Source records

-----

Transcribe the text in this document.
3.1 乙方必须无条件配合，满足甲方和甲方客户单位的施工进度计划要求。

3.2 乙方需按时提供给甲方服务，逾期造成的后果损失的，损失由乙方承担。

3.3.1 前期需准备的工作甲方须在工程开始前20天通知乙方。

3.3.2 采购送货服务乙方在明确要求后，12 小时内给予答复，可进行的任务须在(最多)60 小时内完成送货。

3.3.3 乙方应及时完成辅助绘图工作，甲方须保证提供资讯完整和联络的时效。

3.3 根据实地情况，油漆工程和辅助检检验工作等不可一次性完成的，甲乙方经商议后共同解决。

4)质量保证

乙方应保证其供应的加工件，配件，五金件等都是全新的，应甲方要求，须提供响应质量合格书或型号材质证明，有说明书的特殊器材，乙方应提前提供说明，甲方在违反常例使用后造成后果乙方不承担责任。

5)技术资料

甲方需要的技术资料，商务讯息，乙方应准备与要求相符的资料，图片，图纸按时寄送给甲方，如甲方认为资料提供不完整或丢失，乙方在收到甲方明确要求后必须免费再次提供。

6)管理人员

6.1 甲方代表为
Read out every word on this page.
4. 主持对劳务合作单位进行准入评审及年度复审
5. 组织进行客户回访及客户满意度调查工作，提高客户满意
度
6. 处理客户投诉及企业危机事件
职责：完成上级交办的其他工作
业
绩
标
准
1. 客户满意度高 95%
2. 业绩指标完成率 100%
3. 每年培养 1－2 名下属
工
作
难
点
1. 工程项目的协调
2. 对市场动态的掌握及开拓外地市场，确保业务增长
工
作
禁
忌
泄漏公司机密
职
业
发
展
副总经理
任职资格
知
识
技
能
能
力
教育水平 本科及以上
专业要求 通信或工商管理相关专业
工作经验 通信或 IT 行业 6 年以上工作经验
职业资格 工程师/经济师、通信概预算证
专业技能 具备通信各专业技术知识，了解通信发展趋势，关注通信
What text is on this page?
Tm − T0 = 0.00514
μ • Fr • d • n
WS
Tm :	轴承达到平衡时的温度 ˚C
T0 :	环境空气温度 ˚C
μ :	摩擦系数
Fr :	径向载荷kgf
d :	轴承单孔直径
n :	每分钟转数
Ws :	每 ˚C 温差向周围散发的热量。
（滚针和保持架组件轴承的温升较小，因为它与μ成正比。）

-----

**GOAL:** Extract the listing in its entirety and repeat it exactly.

**TASK OUTPUT:**
Transcribe the text in this document.
3.1 乙方必须无条件配合，满足甲方和甲方客户单位的施工进度计划要求。

3.2 乙方需按时提供给甲方服务，逾期造成的后果损失的，损失由乙方承担。

3.3.1 前期需准备的工作甲方须在工程开始前20天通知乙方。

3.3.2 采购送货服务乙方在明确要求后，12 小时内给予答复，可进行的任务须在(最多)60 小时内完成送货。

3.3.3 乙方应及时完成辅助绘图工作，甲方须保证提供资讯完整和联络的时效。

3.3 根据实地情况，油漆工程和辅助检检验工作等不可一次性完成的，甲乙方经商议后共同解决。

4)质量保证

乙方应保证其供应的加工件，配件，五金件等都是全新的，应甲方要求，须提供响应质量合格书或型号材质证明，有说明书的特殊器材，乙方应提前提供说明，甲方在违反常例使用后造成后果乙方不承担责任。

5)技术资料

甲方需要的技术资料，商务讯息，乙方应准备与要求相符的资料，图片，图纸按时寄送给甲方，如甲方认为资料提供不完整或丢失，乙方在收到甲方明确要求后必须免费再次提供。

6)管理人员

6.1 甲方代表为
Read out every word on this page.
4. 主持对劳务合作单位进行准入评审及年度复审
5. 组织进行客户回访及客户满意度调查工作，提高客户满意
度
6. 处理客户投诉及企业危机事件
职责：完成上级交办的其他工作
业
绩
标
准
1. 客户满意度高 95%
2. 业绩指标完成率 100%
3. 每年培养 1－2 名下属
工
作
难
点
1. 工程项目的协调
2. 对市场动态的掌握及开拓外地市场，确保业务增长
工
作
禁
忌
泄漏公司机密
职
业
发
展
副总经理
任职资格
知
识
技
能
能
力
教育水平 本科及以上
专业要求 通信或工商管理相关专业
工作经验 通信或 IT 行业 6 年以上工作经验
职业资格 工程师/经济师、通信概预算证
专业技能 具备通信各专业技术知识，了解通信发展趋势，关注通信
What text is on this page?
Tm − T0 = 0.00514
μ • Fr • d • n
WS
Tm :	轴承达到平衡时的温度 ˚C
T0 :	环境空气温度 ˚C
μ :	摩擦系数
Fr :	径向载荷kgf
d :	轴承单孔直径
n :	每分钟转数
Ws :	每 ˚C 温差向周围散发的热量。
（滚针和保持架组件轴承的温升较小，因为它与μ成正比。）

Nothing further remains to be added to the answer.